» **Task material**
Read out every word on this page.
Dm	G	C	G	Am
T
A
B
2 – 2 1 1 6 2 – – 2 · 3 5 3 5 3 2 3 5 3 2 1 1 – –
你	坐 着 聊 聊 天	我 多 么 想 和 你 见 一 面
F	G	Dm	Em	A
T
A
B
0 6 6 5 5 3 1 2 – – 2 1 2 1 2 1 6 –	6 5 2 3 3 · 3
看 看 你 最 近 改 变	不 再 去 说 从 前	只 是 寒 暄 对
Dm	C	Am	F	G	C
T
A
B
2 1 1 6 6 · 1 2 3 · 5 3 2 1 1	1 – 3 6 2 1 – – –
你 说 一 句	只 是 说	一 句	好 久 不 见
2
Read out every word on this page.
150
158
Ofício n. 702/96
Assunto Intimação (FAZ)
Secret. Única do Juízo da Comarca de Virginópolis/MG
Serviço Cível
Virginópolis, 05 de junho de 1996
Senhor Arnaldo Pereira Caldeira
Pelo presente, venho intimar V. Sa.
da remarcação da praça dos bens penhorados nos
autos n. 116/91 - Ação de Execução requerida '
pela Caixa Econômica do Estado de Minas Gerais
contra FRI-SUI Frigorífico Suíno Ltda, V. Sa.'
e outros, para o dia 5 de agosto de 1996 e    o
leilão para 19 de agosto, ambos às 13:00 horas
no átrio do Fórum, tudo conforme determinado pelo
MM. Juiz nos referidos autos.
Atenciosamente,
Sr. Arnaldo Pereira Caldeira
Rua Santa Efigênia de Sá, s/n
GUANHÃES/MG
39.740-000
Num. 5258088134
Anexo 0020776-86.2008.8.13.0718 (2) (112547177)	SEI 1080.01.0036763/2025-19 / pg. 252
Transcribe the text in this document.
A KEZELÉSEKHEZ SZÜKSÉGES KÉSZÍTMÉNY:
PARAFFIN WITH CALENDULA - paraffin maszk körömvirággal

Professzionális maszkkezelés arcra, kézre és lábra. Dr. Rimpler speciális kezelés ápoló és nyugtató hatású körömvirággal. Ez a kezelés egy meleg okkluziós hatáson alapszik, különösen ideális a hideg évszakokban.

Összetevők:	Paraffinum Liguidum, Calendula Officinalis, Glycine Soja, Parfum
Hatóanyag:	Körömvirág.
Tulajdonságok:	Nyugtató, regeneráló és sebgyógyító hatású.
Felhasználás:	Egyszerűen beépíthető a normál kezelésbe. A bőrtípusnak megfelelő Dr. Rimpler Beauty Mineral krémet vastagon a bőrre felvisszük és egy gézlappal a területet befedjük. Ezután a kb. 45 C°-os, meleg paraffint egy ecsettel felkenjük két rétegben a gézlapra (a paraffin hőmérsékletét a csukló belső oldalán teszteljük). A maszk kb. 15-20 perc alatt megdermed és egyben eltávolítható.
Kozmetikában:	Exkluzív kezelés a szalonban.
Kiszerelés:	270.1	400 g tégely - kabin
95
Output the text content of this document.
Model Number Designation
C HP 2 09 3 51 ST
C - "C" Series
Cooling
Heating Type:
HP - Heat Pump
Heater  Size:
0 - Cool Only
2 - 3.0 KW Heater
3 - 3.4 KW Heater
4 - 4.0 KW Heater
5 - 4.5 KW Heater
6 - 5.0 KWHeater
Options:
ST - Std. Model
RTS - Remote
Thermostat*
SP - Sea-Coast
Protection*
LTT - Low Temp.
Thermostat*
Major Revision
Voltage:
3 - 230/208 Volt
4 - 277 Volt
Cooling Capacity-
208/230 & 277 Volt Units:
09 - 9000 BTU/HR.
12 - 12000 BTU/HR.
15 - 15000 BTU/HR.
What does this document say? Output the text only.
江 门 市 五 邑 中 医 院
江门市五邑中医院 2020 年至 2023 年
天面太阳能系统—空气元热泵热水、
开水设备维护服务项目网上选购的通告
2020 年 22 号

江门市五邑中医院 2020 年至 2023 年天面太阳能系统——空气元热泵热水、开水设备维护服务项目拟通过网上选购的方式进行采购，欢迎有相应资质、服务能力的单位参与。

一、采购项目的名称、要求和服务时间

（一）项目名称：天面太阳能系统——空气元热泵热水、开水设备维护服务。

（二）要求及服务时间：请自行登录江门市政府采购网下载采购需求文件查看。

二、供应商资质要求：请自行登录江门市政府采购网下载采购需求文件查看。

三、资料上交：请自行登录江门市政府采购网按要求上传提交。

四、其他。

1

» **Task statement**
Write the whole listing out again. Keep every line exactly as it is.

» **Exercise output**
Read out every word on this page.
Dm	G	C	G	Am
T
A
B
2 – 2 1 1 6 2 – – 2 · 3 5 3 5 3 2 3 5 3 2 1 1 – –
你	坐 着 聊 聊 天	我 多 么 想 和 你 见 一 面
F	G	Dm	Em	A
T
A
B
0 6 6 5 5 3 1 2 – – 2 1 2 1 2 1 6 –	6 5 2 3 3 · 3
看 看 你 最 近 改 变	不 再 去 说 从 前	只 是 寒 暄 对
Dm	C	Am	F	G	C
T
A
B
2 1 1 6 6 · 1 2 3 · 5 3 2 1 1	1 – 3 6 2 1 – – –
你 说 一 句	只 是 说	一 句	好 久 不 见
2
Read out every word on this page.
150
158
Ofício n. 702/96
Assunto Intimação (FAZ)
Secret. Única do Juízo da Comarca de Virginópolis/MG
Serviço Cível
Virginópolis, 05 de junho de 1996
Senhor Arnaldo Pereira Caldeira
Pelo presente, venho intimar V. Sa.
da remarcação da praça dos bens penhorados nos
autos n. 116/91 - Ação de Execução requerida '
pela Caixa Econômica do Estado de Minas Gerais
contra FRI-SUI Frigorífico Suíno Ltda, V. Sa.'
e outros, para o dia 5 de agosto de 1996 e    o
leilão para 19 de agosto, ambos às 13:00 horas
no átrio do Fórum, tudo conforme determinado pelo
MM. Juiz nos referidos autos.
Atenciosamente,
Sr. Arnaldo Pereira Caldeira
Rua Santa Efigênia de Sá, s/n
GUANHÃES/MG
39.740-000
Num. 5258088134
Anexo 0020776-86.2008.8.13.0718 (2) (112547177)	SEI 1080.01.0036763/2025-19 / pg. 252
Transcribe the text in this document.
A KEZELÉSEKHEZ SZÜKSÉGES KÉSZÍTMÉNY:
PARAFFIN WITH CALENDULA - paraffin maszk körömvirággal

Professzionális maszkkezelés arcra, kézre és lábra. Dr. Rimpler speciális kezelés ápoló és nyugtató hatású körömvirággal. Ez a kezelés egy meleg okkluziós hatáson alapszik, különösen ideális a hideg évszakokban.

Összetevők:	Paraffinum Liguidum, Calendula Officinalis, Glycine Soja, Parfum
Hatóanyag:	Körömvirág.
Tulajdonságok:	Nyugtató, regeneráló és sebgyógyító hatású.
Felhasználás:	Egyszerűen beépíthető a normál kezelésbe. A bőrtípusnak megfelelő Dr. Rimpler Beauty Mineral krémet vastagon a bőrre felvisszük és egy gézlappal a területet befedjük. Ezután a kb. 45 C°-os, meleg paraffint egy ecsettel felkenjük két rétegben a gézlapra (a paraffin hőmérsékletét a csukló belső oldalán teszteljük). A maszk kb. 15-20 perc alatt megdermed és egyben eltávolítható.
Kozmetikában:	Exkluzív kezelés a szalonban.
Kiszerelés:	270.1	400 g tégely - kabin
95
Output the text content of this document.
Model Number Designation
C HP 2 09 3 51 ST
C - "C" Series
Cooling
Heating Type:
HP - Heat Pump
Heater  Size:
0 - Cool Only
2 - 3.0 KW Heater
3 - 3.4 KW Heater
4 - 4.0 KW Heater
5 - 4.5 KW Heater
6 - 5.0 KWHeater
Options:
ST - Std. Model
RTS - Remote
Thermostat*
SP - Sea-Coast
Protection*
LTT - Low Temp.
Thermostat*
Major Revision
Voltage:
3 - 230/208 Volt
4 - 277 Volt
Cooling Capacity-
208/230 & 277 Volt Units:
09 - 9000 BTU/HR.
12 - 12000 BTU/HR.
15 - 15000 BTU/HR.
What does this document say? Output the text only.
江 门 市 五 邑 中 医 院
江门市五邑中医院 2020 年至 2023 年
天面太阳能系统—空气元热泵热水、
开水设备维护服务项目网上选购的通告
2020 年 22 号

江门市五邑中医院 2020 年至 2023 年天面太阳能系统——空气元热泵热水、开水设备维护服务项目拟通过网上选购的方式进行采购，欢迎有相应资质、服务能力的单位参与。

一、采购项目的名称、要求和服务时间

（一）项目名称：天面太阳能系统——空气元热泵热水、开水设备维护服务。

（二）要求及服务时间：请自行登录江门市政府采购网下载采购需求文件查看。

二、供应商资质要求：请自行登录江门市政府采购网下载采购需求文件查看。

三、资料上交：请自行登录江门市政府采购网按要求上传提交。

四、其他。

1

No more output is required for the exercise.